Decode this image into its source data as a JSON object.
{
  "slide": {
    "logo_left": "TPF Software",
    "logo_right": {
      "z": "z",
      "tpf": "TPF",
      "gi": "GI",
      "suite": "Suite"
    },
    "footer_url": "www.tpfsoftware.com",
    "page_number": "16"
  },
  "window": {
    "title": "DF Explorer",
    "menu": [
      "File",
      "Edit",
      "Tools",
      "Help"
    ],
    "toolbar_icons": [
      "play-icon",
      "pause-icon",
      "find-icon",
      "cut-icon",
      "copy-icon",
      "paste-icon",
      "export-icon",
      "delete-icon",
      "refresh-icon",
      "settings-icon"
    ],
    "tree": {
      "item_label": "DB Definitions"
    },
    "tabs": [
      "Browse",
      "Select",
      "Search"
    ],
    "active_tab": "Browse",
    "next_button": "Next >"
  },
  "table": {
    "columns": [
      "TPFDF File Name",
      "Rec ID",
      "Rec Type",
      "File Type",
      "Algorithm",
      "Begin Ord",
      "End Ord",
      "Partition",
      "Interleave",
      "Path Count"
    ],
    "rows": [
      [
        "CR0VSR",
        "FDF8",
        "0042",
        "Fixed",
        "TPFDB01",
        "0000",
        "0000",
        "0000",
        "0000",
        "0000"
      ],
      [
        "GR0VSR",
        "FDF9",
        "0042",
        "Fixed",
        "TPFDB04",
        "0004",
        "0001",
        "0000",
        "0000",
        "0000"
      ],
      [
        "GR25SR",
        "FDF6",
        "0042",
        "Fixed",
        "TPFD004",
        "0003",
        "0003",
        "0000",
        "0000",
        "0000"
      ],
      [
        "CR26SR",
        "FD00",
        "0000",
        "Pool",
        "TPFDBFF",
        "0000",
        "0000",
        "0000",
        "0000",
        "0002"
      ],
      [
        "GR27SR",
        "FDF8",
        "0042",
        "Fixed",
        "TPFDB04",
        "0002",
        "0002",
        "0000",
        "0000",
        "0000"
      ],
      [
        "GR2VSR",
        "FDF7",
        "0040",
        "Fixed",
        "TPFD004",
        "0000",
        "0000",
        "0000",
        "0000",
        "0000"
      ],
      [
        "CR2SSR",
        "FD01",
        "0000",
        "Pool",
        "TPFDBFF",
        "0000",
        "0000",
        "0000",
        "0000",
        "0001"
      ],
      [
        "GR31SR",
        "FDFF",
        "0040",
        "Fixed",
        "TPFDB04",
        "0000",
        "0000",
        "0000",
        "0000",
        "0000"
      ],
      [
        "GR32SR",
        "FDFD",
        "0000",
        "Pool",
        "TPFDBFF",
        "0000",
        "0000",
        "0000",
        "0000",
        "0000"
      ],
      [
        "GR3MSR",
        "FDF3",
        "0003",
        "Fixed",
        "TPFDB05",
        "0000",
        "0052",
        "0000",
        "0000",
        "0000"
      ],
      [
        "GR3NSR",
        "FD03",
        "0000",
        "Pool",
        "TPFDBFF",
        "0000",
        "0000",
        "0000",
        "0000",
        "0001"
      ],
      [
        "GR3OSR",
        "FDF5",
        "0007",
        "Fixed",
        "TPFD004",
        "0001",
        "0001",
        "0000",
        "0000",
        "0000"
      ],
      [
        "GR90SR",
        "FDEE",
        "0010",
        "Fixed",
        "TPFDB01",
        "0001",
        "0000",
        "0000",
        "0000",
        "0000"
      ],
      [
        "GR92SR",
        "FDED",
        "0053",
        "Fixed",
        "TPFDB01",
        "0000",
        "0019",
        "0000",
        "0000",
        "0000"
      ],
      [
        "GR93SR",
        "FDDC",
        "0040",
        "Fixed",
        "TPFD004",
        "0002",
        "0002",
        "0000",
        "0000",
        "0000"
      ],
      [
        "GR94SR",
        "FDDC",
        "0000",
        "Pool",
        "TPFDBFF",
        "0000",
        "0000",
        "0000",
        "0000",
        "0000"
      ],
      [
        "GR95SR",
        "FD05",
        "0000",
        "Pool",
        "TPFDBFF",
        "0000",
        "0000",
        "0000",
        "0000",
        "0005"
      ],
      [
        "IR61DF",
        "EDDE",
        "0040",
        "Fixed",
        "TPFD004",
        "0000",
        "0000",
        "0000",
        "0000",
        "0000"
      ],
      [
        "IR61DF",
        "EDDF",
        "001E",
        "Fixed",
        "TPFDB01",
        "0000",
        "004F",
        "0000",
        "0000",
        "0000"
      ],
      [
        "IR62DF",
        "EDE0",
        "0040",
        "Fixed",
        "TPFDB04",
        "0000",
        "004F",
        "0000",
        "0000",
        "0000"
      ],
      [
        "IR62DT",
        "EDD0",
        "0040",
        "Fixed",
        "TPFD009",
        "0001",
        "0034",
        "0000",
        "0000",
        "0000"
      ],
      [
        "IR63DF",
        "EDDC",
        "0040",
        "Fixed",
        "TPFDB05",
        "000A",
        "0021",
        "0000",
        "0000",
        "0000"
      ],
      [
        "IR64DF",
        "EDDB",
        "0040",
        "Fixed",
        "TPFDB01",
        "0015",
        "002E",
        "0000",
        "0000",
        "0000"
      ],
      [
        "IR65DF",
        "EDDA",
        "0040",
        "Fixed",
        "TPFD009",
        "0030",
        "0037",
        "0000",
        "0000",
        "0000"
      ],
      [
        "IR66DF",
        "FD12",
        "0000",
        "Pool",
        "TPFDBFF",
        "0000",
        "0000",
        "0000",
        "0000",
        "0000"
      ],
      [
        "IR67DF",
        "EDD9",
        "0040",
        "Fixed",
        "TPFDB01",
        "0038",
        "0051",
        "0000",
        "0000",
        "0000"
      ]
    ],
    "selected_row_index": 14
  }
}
☆ ☆ ☆ ☆ ☆ ☆ ☆
• [Exercise prompt] Reproduce the complete set of lines precisely as supplied.

• [Exercise result]
Decode this image into its source data as a JSON object.
{
  "slide": {
    "logo_left": "TPF Software",
    "logo_right": {
      "z": "z",
      "tpf": "TPF",
      "gi": "GI",
      "suite": "Suite"
    },
    "footer_url": "www.tpfsoftware.com",
    "page_number": "16"
  },
  "window": {
    "title": "DF Explorer",
    "menu": [
      "File",
      "Edit",
      "Tools",
      "Help"
    ],
    "toolbar_icons": [
      "play-icon",
      "pause-icon",
      "find-icon",
      "cut-icon",
      "copy-icon",
      "paste-icon",
      "export-icon",
      "delete-icon",
      "refresh-icon",
      "settings-icon"
    ],
    "tree": {
      "item_label": "DB Definitions"
    },
    "tabs": [
      "Browse",
      "Select",
      "Search"
    ],
    "active_tab": "Browse",
    "next_button": "Next >"
  },
  "table": {
    "columns": [
      "TPFDF File Name",
      "Rec ID",
      "Rec Type",
      "File Type",
      "Algorithm",
      "Begin Ord",
      "End Ord",
      "Partition",
      "Interleave",
      "Path Count"
    ],
    "rows": [
      [
        "CR0VSR",
        "FDF8",
        "0042",
        "Fixed",
        "TPFDB01",
        "0000",
        "0000",
        "0000",
        "0000",
        "0000"
      ],
      [
        "GR0VSR",
        "FDF9",
        "0042",
        "Fixed",
        "TPFDB04",
        "0004",
        "0001",
        "0000",
        "0000",
        "0000"
      ],
      [
        "GR25SR",
        "FDF6",
        "0042",
        "Fixed",
        "TPFD004",
        "0003",
        "0003",
        "0000",
        "0000",
        "0000"
      ],
      [
        "CR26SR",
        "FD00",
        "0000",
        "Pool",
        "TPFDBFF",
        "0000",
        "0000",
        "0000",
        "0000",
        "0002"
      ],
      [
        "GR27SR",
        "FDF8",
        "0042",
        "Fixed",
        "TPFDB04",
        "0002",
        "0002",
        "0000",
        "0000",
        "0000"
      ],
      [
        "GR2VSR",
        "FDF7",
        "0040",
        "Fixed",
        "TPFD004",
        "0000",
        "0000",
        "0000",
        "0000",
        "0000"
      ],
      [
        "CR2SSR",
        "FD01",
        "0000",
        "Pool",
        "TPFDBFF",
        "0000",
        "0000",
        "0000",
        "0000",
        "0001"
      ],
      [
        "GR31SR",
        "FDFF",
        "0040",
        "Fixed",
        "TPFDB04",
        "0000",
        "0000",
        "0000",
        "0000",
        "0000"
      ],
      [
        "GR32SR",
        "FDFD",
        "0000",
        "Pool",
        "TPFDBFF",
        "0000",
        "0000",
        "0000",
        "0000",
        "0000"
      ],
      [
        "GR3MSR",
        "FDF3",
        "0003",
        "Fixed",
        "TPFDB05",
        "0000",
        "0052",
        "0000",
        "0000",
        "0000"
      ],
      [
        "GR3NSR",
        "FD03",
        "0000",
        "Pool",
        "TPFDBFF",
        "0000",
        "0000",
        "0000",
        "0000",
        "0001"
      ],
      [
        "GR3OSR",
        "FDF5",
        "0007",
        "Fixed",
        "TPFD004",
        "0001",
        "0001",
        "0000",
        "0000",
        "0000"
      ],
      [
        "GR90SR",
        "FDEE",
        "0010",
        "Fixed",
        "TPFDB01",
        "0001",
        "0000",
        "0000",
        "0000",
        "0000"
      ],
      [
        "GR92SR",
        "FDED",
        "0053",
        "Fixed",
        "TPFDB01",
        "0000",
        "0019",
        "0000",
        "0000",
        "0000"
      ],
      [
        "GR93SR",
        "FDDC",
        "0040",
        "Fixed",
        "TPFD004",
        "0002",
        "0002",
        "0000",
        "0000",
        "0000"
      ],
      [
        "GR94SR",
        "FDDC",
        "0000",
        "Pool",
        "TPFDBFF",
        "0000",
        "0000",
        "0000",
        "0000",
        "0000"
      ],
      [
        "GR95SR",
        "FD05",
        "0000",
        "Pool",
        "TPFDBFF",
        "0000",
        "0000",
        "0000",
        "0000",
        "0005"
      ],
      [
        "IR61DF",
        "EDDE",
        "0040",
        "Fixed",
        "TPFD004",
        "0000",
        "0000",
        "0000",
        "0000",
        "0000"
      ],
      [
        "IR61DF",
        "EDDF",
        "001E",
        "Fixed",
        "TPFDB01",
        "0000",
        "004F",
        "0000",
        "0000",
        "0000"
      ],
      [
        "IR62DF",
        "EDE0",
        "0040",
        "Fixed",
        "TPFDB04",
        "0000",
        "004F",
        "0000",
        "0000",
        "0000"
      ],
      [
        "IR62DT",
        "EDD0",
        "0040",
        "Fixed",
        "TPFD009",
        "0001",
        "0034",
        "0000",
        "0000",
        "0000"
      ],
      [
        "IR63DF",
        "EDDC",
        "0040",
        "Fixed",
        "TPFDB05",
        "000A",
        "0021",
        "0000",
        "0000",
        "0000"
      ],
      [
        "IR64DF",
        "EDDB",
        "0040",
        "Fixed",
        "TPFDB01",
        "0015",
        "002E",
        "0000",
        "0000",
        "0000"
      ],
      [
        "IR65DF",
        "EDDA",
        "0040",
        "Fixed",
        "TPFD009",
        "0030",
        "0037",
        "0000",
        "0000",
        "0000"
      ],
      [
        "IR66DF",
        "FD12",
        "0000",
        "Pool",
        "TPFDBFF",
        "0000",
        "0000",
        "0000",
        "0000",
        "0000"
      ],
      [
        "IR67DF",
        "EDD9",
        "0040",
        "Fixed",
        "TPFDB01",
        "0038",
        "0051",
        "0000",
        "0000",
        "0000"
      ]
    ],
    "selected_row_index": 14
  }
}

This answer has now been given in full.